■ Aim of the task
Work through the listing below and count the lines that hold "around". Answer with the number alone.

-.-.-

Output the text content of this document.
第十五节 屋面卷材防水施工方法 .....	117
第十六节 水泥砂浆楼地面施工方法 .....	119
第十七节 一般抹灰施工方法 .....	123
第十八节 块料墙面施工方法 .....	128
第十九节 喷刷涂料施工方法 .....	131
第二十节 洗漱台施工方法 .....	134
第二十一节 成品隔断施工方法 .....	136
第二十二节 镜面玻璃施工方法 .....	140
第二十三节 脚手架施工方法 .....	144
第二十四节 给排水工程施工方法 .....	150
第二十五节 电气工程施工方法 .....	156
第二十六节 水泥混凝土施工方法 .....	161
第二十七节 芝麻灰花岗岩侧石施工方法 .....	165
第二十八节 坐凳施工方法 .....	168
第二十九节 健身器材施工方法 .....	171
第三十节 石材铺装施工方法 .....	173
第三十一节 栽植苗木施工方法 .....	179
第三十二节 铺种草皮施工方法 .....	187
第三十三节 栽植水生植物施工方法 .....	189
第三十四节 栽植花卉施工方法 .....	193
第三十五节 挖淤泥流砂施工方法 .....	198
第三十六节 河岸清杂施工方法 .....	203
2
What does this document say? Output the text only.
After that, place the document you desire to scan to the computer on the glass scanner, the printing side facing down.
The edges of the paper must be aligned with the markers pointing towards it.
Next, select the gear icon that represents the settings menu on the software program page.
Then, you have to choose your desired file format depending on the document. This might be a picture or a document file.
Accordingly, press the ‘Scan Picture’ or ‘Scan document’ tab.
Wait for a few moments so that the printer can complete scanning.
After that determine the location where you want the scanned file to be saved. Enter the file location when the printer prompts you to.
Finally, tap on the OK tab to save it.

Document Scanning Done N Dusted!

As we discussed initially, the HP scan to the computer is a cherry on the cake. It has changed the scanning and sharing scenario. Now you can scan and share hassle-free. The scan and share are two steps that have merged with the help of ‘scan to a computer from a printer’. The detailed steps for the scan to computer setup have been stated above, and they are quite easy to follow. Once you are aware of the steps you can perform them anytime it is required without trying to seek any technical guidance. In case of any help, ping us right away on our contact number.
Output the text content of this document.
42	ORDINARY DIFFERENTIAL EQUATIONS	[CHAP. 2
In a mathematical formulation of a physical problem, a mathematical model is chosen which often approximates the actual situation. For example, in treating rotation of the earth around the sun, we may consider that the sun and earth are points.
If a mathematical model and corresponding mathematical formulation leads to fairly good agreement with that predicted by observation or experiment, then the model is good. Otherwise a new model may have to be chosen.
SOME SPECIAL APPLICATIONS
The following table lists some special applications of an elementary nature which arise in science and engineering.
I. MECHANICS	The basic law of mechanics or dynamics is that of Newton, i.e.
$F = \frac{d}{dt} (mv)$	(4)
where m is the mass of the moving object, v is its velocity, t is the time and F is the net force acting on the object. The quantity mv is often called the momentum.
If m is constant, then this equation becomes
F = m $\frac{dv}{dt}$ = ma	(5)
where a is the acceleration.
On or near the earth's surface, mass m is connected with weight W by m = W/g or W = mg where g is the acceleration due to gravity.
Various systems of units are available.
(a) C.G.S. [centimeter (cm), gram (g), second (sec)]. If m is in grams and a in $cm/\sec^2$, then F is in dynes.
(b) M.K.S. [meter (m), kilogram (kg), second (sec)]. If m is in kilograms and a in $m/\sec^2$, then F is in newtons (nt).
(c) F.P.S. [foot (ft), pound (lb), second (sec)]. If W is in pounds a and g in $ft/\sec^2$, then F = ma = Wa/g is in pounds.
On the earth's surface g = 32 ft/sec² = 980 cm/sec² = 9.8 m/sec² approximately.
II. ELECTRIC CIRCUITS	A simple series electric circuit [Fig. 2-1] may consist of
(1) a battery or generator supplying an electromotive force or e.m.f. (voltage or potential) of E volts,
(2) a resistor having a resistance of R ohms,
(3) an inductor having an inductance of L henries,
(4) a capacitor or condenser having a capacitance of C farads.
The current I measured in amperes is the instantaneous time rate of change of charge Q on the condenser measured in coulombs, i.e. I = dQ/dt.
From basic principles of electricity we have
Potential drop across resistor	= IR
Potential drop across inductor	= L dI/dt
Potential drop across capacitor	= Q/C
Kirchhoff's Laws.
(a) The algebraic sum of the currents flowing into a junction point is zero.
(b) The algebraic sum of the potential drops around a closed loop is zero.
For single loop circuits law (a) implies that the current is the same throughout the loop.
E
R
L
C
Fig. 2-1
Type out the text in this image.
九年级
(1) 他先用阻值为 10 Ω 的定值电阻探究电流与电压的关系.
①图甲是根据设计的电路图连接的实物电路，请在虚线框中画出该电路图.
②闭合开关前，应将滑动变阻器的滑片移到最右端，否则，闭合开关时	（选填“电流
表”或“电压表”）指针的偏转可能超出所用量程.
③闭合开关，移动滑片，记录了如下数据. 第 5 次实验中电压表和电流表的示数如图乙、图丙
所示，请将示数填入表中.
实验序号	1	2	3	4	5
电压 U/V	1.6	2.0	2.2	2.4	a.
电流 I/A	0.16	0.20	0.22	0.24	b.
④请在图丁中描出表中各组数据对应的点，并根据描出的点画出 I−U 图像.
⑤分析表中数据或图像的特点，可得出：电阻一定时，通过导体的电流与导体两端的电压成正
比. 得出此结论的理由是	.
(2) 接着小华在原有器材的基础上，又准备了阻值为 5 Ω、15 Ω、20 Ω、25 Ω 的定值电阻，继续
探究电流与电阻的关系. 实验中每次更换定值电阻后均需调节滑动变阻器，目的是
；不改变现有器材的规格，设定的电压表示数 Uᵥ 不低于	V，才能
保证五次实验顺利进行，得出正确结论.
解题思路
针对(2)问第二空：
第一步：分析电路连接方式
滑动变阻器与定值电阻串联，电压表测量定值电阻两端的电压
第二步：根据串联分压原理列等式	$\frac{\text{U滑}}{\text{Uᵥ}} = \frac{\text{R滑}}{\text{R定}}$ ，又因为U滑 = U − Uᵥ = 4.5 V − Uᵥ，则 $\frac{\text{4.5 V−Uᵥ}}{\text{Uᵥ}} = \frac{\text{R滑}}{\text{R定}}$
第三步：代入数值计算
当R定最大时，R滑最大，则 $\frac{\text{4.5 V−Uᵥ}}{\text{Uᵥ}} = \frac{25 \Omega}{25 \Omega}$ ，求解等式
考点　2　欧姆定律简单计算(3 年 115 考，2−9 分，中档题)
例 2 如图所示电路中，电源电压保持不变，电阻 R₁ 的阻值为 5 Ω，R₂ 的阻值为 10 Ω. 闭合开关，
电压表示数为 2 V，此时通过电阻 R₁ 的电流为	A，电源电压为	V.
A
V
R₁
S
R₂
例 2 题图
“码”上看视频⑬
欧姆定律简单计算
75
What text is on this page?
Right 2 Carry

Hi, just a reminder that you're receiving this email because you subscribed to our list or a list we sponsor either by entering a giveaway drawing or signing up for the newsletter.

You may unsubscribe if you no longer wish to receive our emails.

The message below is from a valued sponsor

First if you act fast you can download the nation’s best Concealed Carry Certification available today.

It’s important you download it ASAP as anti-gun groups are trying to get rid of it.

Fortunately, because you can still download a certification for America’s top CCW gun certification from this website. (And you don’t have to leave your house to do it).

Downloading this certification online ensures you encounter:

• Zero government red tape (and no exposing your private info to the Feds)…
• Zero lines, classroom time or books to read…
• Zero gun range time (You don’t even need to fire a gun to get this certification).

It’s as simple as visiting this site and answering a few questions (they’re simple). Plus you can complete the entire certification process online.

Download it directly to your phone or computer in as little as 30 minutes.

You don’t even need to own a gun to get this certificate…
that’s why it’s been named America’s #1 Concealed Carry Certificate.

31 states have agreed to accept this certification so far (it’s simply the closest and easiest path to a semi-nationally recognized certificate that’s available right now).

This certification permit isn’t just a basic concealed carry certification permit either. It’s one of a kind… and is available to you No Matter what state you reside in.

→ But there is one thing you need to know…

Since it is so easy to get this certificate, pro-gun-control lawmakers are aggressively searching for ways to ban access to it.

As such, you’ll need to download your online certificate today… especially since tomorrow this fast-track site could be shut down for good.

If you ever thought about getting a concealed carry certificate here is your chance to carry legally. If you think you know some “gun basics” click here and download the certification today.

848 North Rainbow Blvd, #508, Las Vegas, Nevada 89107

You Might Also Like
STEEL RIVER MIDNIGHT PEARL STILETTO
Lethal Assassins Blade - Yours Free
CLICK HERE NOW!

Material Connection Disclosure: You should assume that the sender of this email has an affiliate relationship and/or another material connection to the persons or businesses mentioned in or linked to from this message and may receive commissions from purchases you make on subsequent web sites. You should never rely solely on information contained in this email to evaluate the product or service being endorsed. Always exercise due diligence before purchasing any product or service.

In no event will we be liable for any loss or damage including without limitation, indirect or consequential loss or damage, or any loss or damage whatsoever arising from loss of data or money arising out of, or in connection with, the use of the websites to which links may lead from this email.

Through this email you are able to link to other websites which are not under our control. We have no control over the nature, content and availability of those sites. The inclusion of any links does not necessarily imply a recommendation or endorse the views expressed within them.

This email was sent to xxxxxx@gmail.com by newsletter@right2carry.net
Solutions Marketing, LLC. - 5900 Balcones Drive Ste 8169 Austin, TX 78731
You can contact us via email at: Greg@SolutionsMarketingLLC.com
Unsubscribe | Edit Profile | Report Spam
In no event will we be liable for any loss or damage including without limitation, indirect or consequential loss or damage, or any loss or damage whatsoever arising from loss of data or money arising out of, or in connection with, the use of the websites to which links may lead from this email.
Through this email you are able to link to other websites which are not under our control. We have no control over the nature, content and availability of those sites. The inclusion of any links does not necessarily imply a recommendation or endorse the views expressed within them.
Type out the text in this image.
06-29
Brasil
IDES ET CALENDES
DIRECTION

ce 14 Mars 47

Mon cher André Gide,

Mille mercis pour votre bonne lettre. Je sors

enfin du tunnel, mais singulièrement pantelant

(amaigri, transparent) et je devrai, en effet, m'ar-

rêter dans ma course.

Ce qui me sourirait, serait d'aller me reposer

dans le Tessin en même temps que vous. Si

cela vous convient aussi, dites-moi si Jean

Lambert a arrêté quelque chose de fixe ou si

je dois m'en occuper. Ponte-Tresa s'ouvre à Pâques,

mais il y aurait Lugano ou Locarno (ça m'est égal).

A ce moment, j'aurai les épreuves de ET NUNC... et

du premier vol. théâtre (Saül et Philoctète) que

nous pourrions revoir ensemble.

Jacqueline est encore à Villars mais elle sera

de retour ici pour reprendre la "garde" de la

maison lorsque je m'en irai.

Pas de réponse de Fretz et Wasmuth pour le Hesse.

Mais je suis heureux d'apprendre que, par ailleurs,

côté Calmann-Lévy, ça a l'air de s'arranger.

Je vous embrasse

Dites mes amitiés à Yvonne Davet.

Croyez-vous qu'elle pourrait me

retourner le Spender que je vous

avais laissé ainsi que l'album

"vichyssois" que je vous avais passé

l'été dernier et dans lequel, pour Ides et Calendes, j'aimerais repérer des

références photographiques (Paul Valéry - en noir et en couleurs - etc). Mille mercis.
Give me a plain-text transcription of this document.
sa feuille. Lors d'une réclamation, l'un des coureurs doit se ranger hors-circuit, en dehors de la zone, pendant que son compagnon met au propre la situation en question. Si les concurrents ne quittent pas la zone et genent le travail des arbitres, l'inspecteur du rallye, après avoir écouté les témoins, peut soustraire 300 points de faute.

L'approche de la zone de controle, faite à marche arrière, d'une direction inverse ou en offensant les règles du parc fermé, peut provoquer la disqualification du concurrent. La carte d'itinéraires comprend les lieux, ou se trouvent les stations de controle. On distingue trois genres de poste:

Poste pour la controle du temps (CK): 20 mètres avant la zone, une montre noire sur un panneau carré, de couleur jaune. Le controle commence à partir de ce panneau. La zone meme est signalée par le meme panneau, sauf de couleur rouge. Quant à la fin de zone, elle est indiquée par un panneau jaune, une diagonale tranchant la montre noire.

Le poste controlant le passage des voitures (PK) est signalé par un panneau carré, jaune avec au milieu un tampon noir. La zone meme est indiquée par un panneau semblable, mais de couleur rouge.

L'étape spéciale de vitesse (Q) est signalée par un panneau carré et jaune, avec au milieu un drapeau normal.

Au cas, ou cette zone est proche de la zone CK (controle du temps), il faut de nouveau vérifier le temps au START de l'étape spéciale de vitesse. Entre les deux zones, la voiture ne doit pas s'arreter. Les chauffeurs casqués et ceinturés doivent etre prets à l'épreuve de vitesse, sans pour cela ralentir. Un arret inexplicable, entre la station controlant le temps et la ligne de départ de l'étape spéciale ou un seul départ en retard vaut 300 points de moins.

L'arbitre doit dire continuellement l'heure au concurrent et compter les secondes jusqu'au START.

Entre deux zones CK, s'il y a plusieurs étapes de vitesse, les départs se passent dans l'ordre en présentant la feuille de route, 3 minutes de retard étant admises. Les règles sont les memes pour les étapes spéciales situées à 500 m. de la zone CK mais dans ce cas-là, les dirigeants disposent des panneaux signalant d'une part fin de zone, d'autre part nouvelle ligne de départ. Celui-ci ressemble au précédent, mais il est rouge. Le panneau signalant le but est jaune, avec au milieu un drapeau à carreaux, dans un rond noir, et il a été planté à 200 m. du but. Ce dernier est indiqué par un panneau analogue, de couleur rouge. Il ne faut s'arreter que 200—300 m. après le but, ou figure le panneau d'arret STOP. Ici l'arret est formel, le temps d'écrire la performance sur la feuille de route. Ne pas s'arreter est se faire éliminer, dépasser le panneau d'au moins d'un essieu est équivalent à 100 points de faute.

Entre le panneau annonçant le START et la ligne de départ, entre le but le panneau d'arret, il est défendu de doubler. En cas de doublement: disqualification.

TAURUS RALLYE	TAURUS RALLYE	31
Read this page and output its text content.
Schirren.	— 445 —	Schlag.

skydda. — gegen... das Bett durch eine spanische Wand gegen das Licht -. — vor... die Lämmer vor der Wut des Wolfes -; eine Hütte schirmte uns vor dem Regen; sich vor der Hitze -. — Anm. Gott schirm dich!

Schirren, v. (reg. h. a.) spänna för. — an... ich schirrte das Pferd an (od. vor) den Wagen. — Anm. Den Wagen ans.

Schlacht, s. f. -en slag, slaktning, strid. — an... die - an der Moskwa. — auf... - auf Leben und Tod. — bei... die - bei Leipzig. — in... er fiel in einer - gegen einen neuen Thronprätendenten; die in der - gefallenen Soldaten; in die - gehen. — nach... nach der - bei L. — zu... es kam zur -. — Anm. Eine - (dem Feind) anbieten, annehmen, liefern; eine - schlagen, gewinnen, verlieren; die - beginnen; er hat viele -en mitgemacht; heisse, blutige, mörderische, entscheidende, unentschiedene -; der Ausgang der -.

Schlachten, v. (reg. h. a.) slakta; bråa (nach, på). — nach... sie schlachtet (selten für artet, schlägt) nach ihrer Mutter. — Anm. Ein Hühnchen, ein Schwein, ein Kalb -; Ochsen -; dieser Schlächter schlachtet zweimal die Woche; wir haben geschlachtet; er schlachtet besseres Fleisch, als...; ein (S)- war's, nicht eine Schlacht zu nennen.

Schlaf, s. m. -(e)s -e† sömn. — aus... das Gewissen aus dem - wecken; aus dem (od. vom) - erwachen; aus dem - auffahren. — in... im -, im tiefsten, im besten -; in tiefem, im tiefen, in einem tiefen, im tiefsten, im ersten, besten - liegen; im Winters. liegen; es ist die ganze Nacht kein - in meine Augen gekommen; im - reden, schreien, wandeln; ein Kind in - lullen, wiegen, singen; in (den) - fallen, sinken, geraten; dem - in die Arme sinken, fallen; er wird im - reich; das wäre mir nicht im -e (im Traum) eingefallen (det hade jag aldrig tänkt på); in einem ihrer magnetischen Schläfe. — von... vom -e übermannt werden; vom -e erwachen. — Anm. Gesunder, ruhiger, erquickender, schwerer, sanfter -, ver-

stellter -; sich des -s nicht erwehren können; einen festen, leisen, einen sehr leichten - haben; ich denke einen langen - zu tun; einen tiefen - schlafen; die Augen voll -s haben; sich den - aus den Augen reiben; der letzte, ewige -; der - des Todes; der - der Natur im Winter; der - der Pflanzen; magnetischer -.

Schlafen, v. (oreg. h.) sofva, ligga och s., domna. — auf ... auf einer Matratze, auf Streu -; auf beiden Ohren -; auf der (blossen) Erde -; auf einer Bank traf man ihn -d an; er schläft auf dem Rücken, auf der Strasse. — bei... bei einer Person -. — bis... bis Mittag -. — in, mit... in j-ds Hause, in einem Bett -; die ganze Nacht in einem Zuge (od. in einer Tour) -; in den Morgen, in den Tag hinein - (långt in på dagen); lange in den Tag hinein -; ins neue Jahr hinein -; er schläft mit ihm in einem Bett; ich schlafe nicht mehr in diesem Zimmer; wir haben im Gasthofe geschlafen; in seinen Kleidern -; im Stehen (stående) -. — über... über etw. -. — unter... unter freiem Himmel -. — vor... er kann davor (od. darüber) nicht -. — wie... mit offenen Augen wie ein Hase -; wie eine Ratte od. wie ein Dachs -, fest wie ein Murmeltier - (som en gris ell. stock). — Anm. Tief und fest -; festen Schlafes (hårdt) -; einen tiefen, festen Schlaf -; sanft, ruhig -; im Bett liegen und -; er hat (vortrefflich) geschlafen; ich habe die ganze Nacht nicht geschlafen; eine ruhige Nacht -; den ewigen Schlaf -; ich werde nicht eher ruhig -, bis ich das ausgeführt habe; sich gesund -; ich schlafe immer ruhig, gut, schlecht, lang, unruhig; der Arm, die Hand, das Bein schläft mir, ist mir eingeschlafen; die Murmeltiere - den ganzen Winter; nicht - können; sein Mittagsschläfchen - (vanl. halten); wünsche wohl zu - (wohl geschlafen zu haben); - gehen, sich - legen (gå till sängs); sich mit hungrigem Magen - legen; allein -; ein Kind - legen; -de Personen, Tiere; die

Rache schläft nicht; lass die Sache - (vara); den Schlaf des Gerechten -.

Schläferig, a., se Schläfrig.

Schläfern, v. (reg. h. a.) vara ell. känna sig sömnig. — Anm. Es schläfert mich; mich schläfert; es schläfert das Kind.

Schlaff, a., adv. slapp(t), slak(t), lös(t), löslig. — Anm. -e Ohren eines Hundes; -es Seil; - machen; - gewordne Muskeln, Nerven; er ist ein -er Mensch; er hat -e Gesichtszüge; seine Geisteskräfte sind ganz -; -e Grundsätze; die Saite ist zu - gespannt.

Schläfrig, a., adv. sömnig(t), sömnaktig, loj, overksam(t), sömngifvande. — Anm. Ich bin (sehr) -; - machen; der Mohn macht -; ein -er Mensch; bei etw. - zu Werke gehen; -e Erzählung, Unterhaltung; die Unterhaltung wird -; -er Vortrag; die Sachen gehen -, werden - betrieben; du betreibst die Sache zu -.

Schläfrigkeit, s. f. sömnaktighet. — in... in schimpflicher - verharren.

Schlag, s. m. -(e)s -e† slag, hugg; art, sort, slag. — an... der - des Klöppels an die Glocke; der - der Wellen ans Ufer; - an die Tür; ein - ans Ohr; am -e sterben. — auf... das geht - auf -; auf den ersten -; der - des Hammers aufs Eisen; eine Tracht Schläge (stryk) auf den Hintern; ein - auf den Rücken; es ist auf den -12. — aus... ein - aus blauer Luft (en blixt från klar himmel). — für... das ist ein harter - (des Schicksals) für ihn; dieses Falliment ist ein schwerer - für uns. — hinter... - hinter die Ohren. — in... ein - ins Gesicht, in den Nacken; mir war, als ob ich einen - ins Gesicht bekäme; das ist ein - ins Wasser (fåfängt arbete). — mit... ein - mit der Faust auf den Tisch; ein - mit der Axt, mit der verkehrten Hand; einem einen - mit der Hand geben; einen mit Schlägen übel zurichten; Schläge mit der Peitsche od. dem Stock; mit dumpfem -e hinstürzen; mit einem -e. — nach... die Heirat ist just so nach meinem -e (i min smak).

-.-.-

■ Solution for this task
2